*** MATERIAL PROVIDED

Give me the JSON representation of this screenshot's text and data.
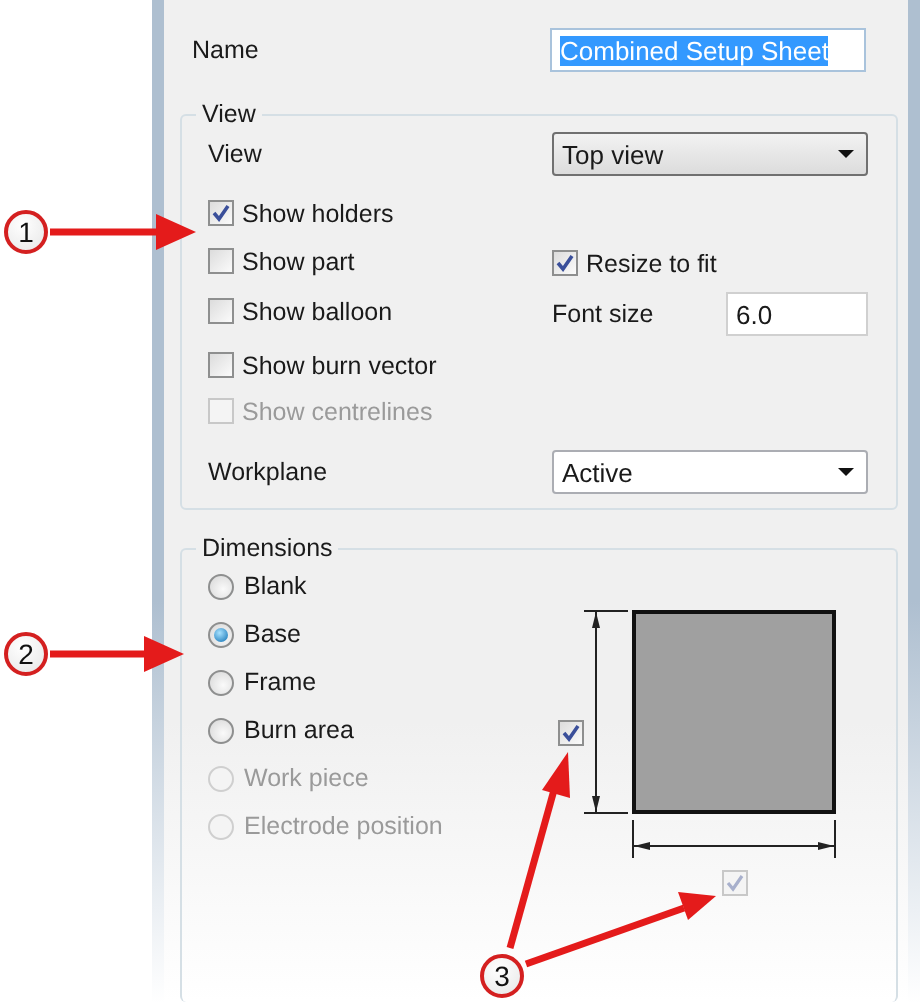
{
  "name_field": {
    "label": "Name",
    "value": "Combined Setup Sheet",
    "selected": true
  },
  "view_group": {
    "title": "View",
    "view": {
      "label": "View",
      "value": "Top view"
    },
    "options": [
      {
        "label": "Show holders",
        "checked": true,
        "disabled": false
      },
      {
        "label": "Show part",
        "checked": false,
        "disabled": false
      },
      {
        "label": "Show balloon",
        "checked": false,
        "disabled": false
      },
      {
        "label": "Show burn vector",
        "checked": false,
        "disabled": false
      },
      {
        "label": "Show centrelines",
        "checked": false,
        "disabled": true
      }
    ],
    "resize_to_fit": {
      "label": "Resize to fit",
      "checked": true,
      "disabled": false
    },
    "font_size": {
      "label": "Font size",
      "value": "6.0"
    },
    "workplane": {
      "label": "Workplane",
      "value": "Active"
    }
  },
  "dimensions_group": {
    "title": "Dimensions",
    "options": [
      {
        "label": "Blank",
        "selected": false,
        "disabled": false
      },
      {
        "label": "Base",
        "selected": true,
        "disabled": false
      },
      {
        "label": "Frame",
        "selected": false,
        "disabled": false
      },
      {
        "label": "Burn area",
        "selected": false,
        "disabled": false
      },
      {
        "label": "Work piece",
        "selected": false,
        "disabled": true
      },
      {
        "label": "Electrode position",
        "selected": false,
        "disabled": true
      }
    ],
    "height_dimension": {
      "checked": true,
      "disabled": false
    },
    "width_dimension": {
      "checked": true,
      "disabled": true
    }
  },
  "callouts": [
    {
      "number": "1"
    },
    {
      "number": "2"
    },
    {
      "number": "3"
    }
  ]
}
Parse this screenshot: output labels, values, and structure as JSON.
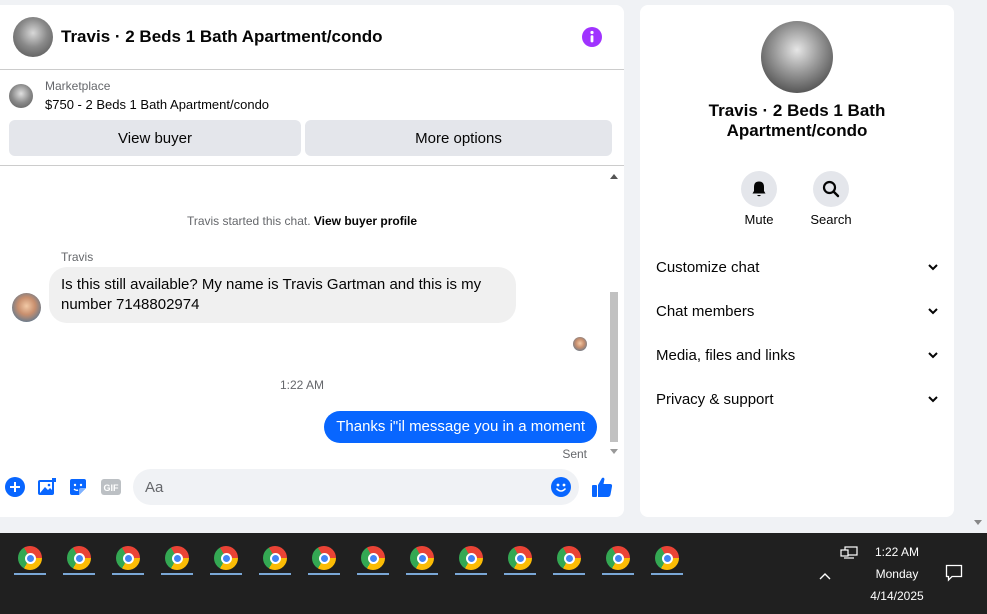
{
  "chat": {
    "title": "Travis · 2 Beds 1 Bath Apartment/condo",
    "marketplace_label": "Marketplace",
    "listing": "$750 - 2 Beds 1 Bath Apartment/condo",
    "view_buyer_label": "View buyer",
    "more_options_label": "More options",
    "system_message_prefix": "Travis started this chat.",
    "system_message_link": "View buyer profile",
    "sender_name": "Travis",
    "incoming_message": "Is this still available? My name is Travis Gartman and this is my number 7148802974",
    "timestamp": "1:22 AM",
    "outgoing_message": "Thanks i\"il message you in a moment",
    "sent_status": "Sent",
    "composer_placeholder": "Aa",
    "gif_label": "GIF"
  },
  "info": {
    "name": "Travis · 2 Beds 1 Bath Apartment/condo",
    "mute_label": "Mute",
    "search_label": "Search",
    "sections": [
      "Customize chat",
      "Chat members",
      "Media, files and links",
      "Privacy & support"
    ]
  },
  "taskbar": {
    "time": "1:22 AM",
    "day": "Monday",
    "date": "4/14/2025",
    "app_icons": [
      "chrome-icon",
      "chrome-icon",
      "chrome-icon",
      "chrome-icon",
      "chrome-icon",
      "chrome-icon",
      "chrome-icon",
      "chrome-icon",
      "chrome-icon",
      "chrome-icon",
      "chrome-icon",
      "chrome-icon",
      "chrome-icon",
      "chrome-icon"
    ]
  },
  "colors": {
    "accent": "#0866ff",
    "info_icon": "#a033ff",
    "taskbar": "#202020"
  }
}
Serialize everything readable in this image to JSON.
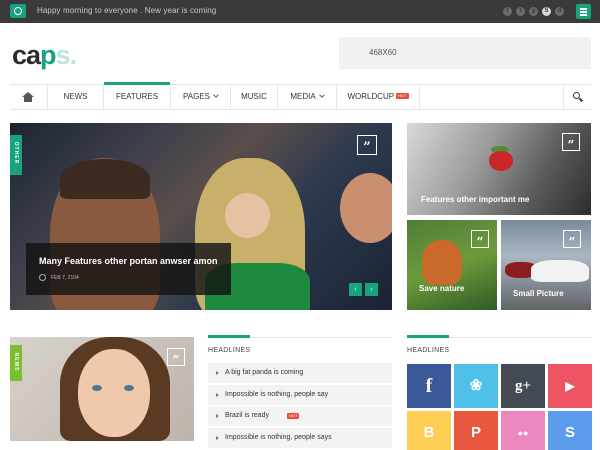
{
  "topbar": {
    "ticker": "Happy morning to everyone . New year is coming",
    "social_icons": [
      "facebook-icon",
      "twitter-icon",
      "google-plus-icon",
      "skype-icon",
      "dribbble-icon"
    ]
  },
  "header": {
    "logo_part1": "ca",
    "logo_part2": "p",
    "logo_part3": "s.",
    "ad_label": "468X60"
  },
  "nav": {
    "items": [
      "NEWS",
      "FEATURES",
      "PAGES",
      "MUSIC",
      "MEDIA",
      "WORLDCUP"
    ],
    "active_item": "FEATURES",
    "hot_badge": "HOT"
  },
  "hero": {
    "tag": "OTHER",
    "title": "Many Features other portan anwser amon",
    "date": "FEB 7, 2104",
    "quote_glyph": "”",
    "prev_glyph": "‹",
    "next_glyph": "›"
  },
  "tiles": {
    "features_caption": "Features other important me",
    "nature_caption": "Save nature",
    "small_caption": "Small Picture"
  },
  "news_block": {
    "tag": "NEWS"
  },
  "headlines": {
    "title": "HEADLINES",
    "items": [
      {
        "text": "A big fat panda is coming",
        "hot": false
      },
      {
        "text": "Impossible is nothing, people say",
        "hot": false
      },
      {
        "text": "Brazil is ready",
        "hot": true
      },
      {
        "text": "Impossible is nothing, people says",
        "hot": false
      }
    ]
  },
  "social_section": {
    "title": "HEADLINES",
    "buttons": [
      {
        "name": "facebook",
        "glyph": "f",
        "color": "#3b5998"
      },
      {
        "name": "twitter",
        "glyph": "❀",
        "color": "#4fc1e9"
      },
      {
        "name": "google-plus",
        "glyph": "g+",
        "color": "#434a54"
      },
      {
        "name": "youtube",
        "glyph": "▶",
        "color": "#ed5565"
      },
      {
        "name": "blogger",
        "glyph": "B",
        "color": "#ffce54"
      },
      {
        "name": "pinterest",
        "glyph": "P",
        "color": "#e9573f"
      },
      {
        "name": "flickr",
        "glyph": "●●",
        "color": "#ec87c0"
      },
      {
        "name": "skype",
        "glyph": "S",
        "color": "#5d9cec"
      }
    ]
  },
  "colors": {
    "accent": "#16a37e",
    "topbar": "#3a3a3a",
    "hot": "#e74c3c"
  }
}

******

* DO THIS *
Give the data again exactly as written, with all pictures left out.

* EXPECTED ANSWER *
Give me the JSON representation of this screenshot's text and data.
{
  "name_field": {
    "label": "Name",
    "value": "Combined Setup Sheet",
    "selected": true
  },
  "view_group": {
    "title": "View",
    "view": {
      "label": "View",
      "value": "Top view"
    },
    "options": [
      {
        "label": "Show holders",
        "checked": true,
        "disabled": false
      },
      {
        "label": "Show part",
        "checked": false,
        "disabled": false
      },
      {
        "label": "Show balloon",
        "checked": false,
        "disabled": false
      },
      {
        "label": "Show burn vector",
        "checked": false,
        "disabled": false
      },
      {
        "label": "Show centrelines",
        "checked": false,
        "disabled": true
      }
    ],
    "resize_to_fit": {
      "label": "Resize to fit",
      "checked": true,
      "disabled": false
    },
    "font_size": {
      "label": "Font size",
      "value": "6.0"
    },
    "workplane": {
      "label": "Workplane",
      "value": "Active"
    }
  },
  "dimensions_group": {
    "title": "Dimensions",
    "options": [
      {
        "label": "Blank",
        "selected": false,
        "disabled": false
      },
      {
        "label": "Base",
        "selected": true,
        "disabled": false
      },
      {
        "label": "Frame",
        "selected": false,
        "disabled": false
      },
      {
        "label": "Burn area",
        "selected": false,
        "disabled": false
      },
      {
        "label": "Work piece",
        "selected": false,
        "disabled": true
      },
      {
        "label": "Electrode position",
        "selected": false,
        "disabled": true
      }
    ],
    "height_dimension": {
      "checked": true,
      "disabled": false
    },
    "width_dimension": {
      "checked": true,
      "disabled": true
    }
  },
  "callouts": [
    {
      "number": "1"
    },
    {
      "number": "2"
    },
    {
      "number": "3"
    }
  ]
}
Parse this screenshot: output labels, values, and structure as JSON.
{
  "chat": {
    "title": "Travis · 2 Beds 1 Bath Apartment/condo",
    "marketplace_label": "Marketplace",
    "listing": "$750 - 2 Beds 1 Bath Apartment/condo",
    "view_buyer_label": "View buyer",
    "more_options_label": "More options",
    "system_message_prefix": "Travis started this chat.",
    "system_message_link": "View buyer profile",
    "sender_name": "Travis",
    "incoming_message": "Is this still available? My name is Travis Gartman and this is my number 7148802974",
    "timestamp": "1:22 AM",
    "outgoing_message": "Thanks i\"il message you in a moment",
    "sent_status": "Sent",
    "composer_placeholder": "Aa",
    "gif_label": "GIF"
  },
  "info": {
    "name": "Travis · 2 Beds 1 Bath Apartment/condo",
    "mute_label": "Mute",
    "search_label": "Search",
    "sections": [
      "Customize chat",
      "Chat members",
      "Media, files and links",
      "Privacy & support"
    ]
  },
  "taskbar": {
    "time": "1:22 AM",
    "day": "Monday",
    "date": "4/14/2025",
    "app_icons": [
      "chrome-icon",
      "chrome-icon",
      "chrome-icon",
      "chrome-icon",
      "chrome-icon",
      "chrome-icon",
      "chrome-icon",
      "chrome-icon",
      "chrome-icon",
      "chrome-icon",
      "chrome-icon",
      "chrome-icon",
      "chrome-icon",
      "chrome-icon"
    ]
  },
  "colors": {
    "accent": "#0866ff",
    "info_icon": "#a033ff",
    "taskbar": "#202020"
  }
}
Serialize everything readable in this image to JSON.
{
  "topbar": {
    "ticker": "Happy morning to everyone . New year is coming",
    "social_icons": [
      "facebook-icon",
      "twitter-icon",
      "google-plus-icon",
      "skype-icon",
      "dribbble-icon"
    ]
  },
  "header": {
    "logo_part1": "ca",
    "logo_part2": "p",
    "logo_part3": "s.",
    "ad_label": "468X60"
  },
  "nav": {
    "items": [
      "NEWS",
      "FEATURES",
      "PAGES",
      "MUSIC",
      "MEDIA",
      "WORLDCUP"
    ],
    "active_item": "FEATURES",
    "hot_badge": "HOT"
  },
  "hero": {
    "tag": "OTHER",
    "title": "Many Features other portan anwser amon",
    "date": "FEB 7, 2104",
    "quote_glyph": "”",
    "prev_glyph": "‹",
    "next_glyph": "›"
  },
  "tiles": {
    "features_caption": "Features other important me",
    "nature_caption": "Save nature",
    "small_caption": "Small Picture"
  },
  "news_block": {
    "tag": "NEWS"
  },
  "headlines": {
    "title": "HEADLINES",
    "items": [
      {
        "text": "A big fat panda is coming",
        "hot": false
      },
      {
        "text": "Impossible is nothing, people say",
        "hot": false
      },
      {
        "text": "Brazil is ready",
        "hot": true
      },
      {
        "text": "Impossible is nothing, people says",
        "hot": false
      }
    ]
  },
  "social_section": {
    "title": "HEADLINES",
    "buttons": [
      {
        "name": "facebook",
        "glyph": "f",
        "color": "#3b5998"
      },
      {
        "name": "twitter",
        "glyph": "❀",
        "color": "#4fc1e9"
      },
      {
        "name": "google-plus",
        "glyph": "g+",
        "color": "#434a54"
      },
      {
        "name": "youtube",
        "glyph": "▶",
        "color": "#ed5565"
      },
      {
        "name": "blogger",
        "glyph": "B",
        "color": "#ffce54"
      },
      {
        "name": "pinterest",
        "glyph": "P",
        "color": "#e9573f"
      },
      {
        "name": "flickr",
        "glyph": "●●",
        "color": "#ec87c0"
      },
      {
        "name": "skype",
        "glyph": "S",
        "color": "#5d9cec"
      }
    ]
  },
  "colors": {
    "accent": "#16a37e",
    "topbar": "#3a3a3a",
    "hot": "#e74c3c"
  }
}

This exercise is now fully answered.